> Stored records:
::::

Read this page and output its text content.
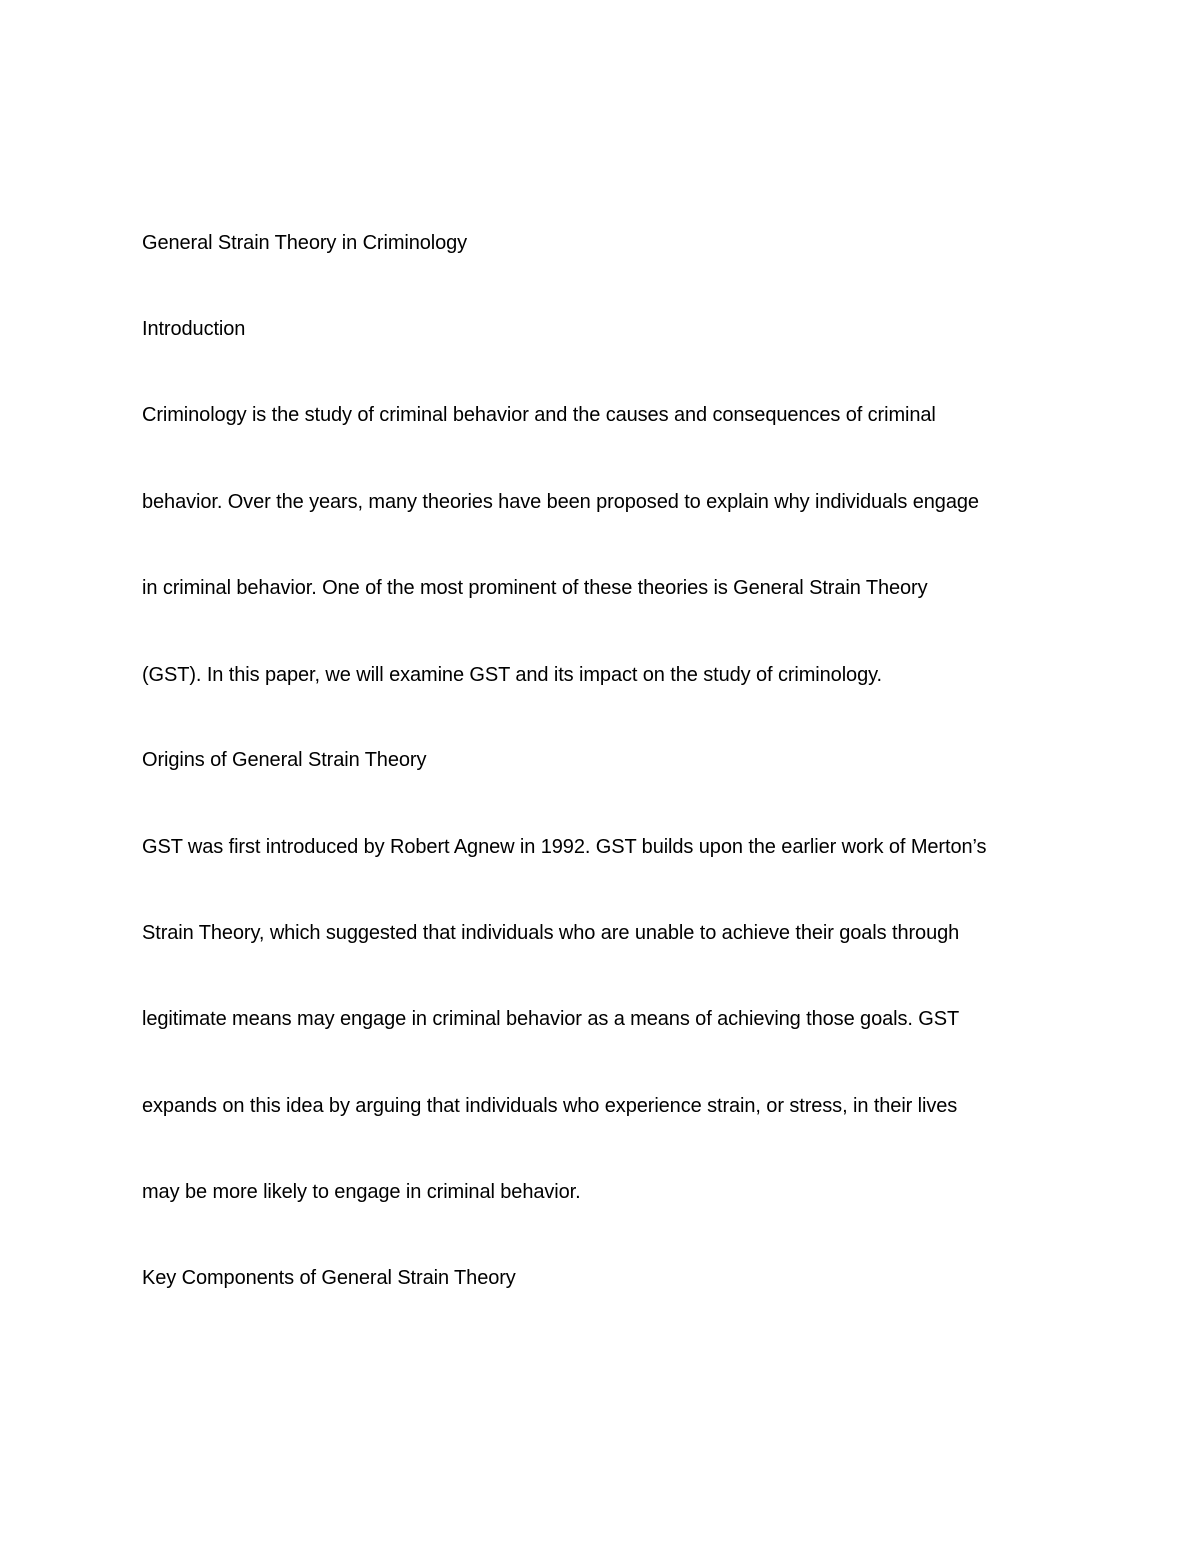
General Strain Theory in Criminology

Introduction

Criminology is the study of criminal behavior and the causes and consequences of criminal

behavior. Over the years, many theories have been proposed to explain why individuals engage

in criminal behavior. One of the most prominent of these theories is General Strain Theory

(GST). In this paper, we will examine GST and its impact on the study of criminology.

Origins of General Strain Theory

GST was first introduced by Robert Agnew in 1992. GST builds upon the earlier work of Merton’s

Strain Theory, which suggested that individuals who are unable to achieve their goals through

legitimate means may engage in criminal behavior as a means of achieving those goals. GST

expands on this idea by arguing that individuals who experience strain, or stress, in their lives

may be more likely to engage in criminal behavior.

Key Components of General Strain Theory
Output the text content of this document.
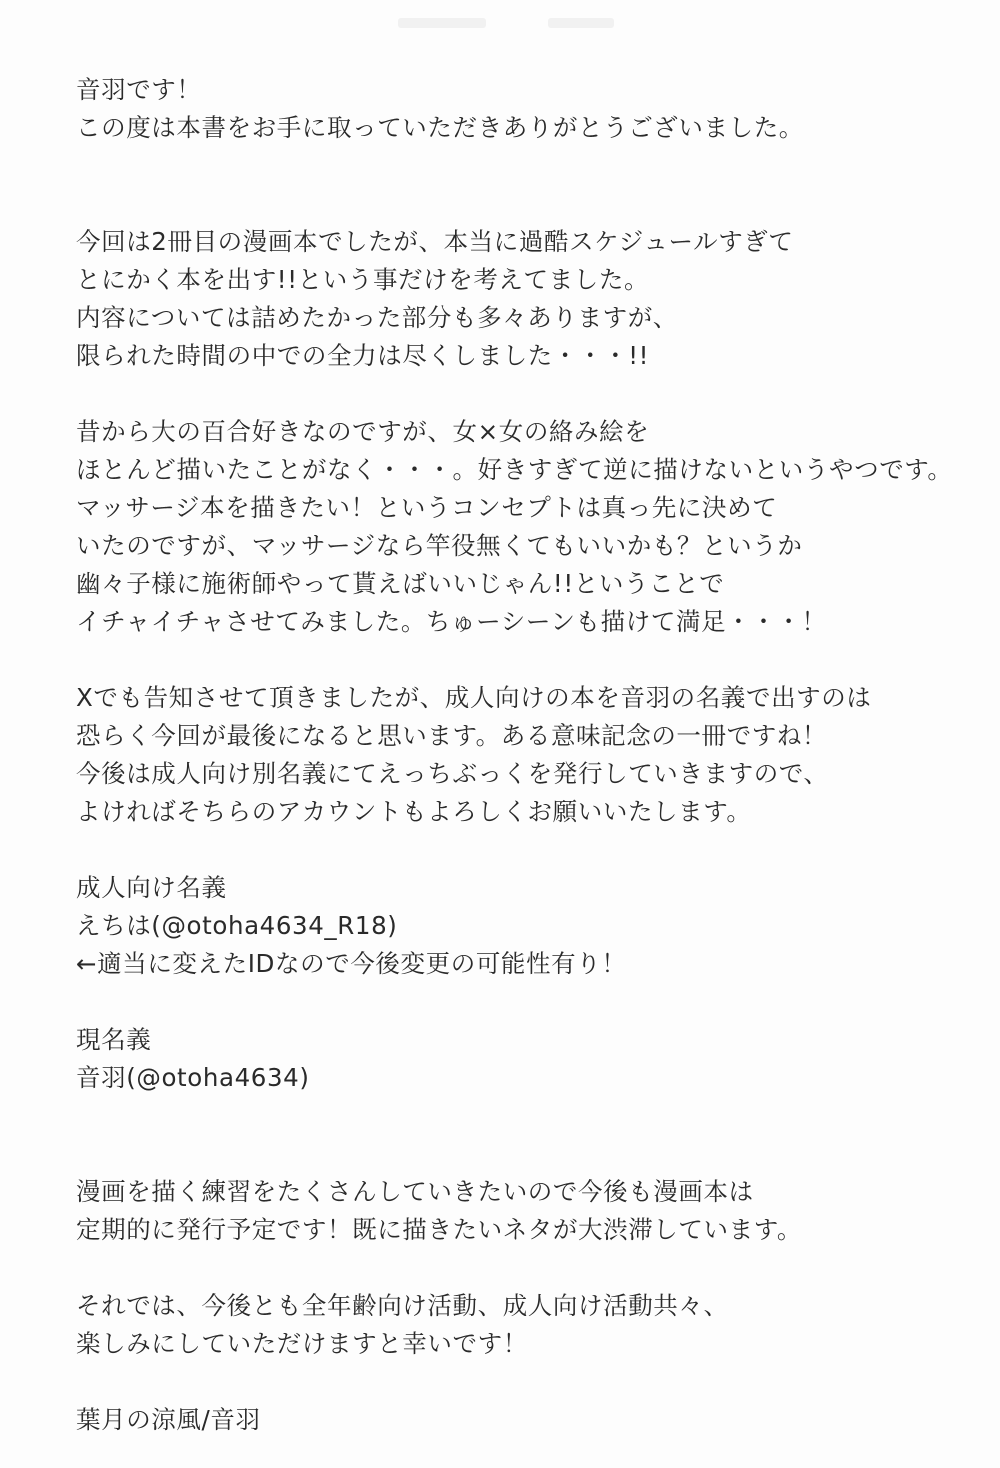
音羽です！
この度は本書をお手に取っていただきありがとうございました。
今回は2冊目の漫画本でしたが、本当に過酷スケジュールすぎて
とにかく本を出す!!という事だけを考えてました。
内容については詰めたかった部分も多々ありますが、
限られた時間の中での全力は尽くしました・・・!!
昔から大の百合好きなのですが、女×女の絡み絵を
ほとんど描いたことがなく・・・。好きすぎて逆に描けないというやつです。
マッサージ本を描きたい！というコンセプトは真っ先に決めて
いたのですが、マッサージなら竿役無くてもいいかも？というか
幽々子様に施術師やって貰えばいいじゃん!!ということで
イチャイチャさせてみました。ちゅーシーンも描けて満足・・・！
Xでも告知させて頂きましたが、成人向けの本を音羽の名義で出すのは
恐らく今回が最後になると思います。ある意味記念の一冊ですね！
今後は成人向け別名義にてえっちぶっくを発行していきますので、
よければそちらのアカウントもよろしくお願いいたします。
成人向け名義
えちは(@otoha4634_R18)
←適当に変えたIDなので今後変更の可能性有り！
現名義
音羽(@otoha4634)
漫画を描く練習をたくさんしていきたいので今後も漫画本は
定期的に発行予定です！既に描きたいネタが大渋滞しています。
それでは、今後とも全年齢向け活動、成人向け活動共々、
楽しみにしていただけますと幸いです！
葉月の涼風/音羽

::::

Every record above must be given again exactly; drop the pictures.

> Output for this task:
Read this page and output its text content.
General Strain Theory in Criminology

Introduction

Criminology is the study of criminal behavior and the causes and consequences of criminal

behavior. Over the years, many theories have been proposed to explain why individuals engage

in criminal behavior. One of the most prominent of these theories is General Strain Theory

(GST). In this paper, we will examine GST and its impact on the study of criminology.

Origins of General Strain Theory

GST was first introduced by Robert Agnew in 1992. GST builds upon the earlier work of Merton’s

Strain Theory, which suggested that individuals who are unable to achieve their goals through

legitimate means may engage in criminal behavior as a means of achieving those goals. GST

expands on this idea by arguing that individuals who experience strain, or stress, in their lives

may be more likely to engage in criminal behavior.

Key Components of General Strain Theory
Output the text content of this document.
音羽です！
この度は本書をお手に取っていただきありがとうございました。
今回は2冊目の漫画本でしたが、本当に過酷スケジュールすぎて
とにかく本を出す!!という事だけを考えてました。
内容については詰めたかった部分も多々ありますが、
限られた時間の中での全力は尽くしました・・・!!
昔から大の百合好きなのですが、女×女の絡み絵を
ほとんど描いたことがなく・・・。好きすぎて逆に描けないというやつです。
マッサージ本を描きたい！というコンセプトは真っ先に決めて
いたのですが、マッサージなら竿役無くてもいいかも？というか
幽々子様に施術師やって貰えばいいじゃん!!ということで
イチャイチャさせてみました。ちゅーシーンも描けて満足・・・！
Xでも告知させて頂きましたが、成人向けの本を音羽の名義で出すのは
恐らく今回が最後になると思います。ある意味記念の一冊ですね！
今後は成人向け別名義にてえっちぶっくを発行していきますので、
よければそちらのアカウントもよろしくお願いいたします。
成人向け名義
えちは(@otoha4634_R18)
←適当に変えたIDなので今後変更の可能性有り！
現名義
音羽(@otoha4634)
漫画を描く練習をたくさんしていきたいので今後も漫画本は
定期的に発行予定です！既に描きたいネタが大渋滞しています。
それでは、今後とも全年齢向け活動、成人向け活動共々、
楽しみにしていただけますと幸いです！
葉月の涼風/音羽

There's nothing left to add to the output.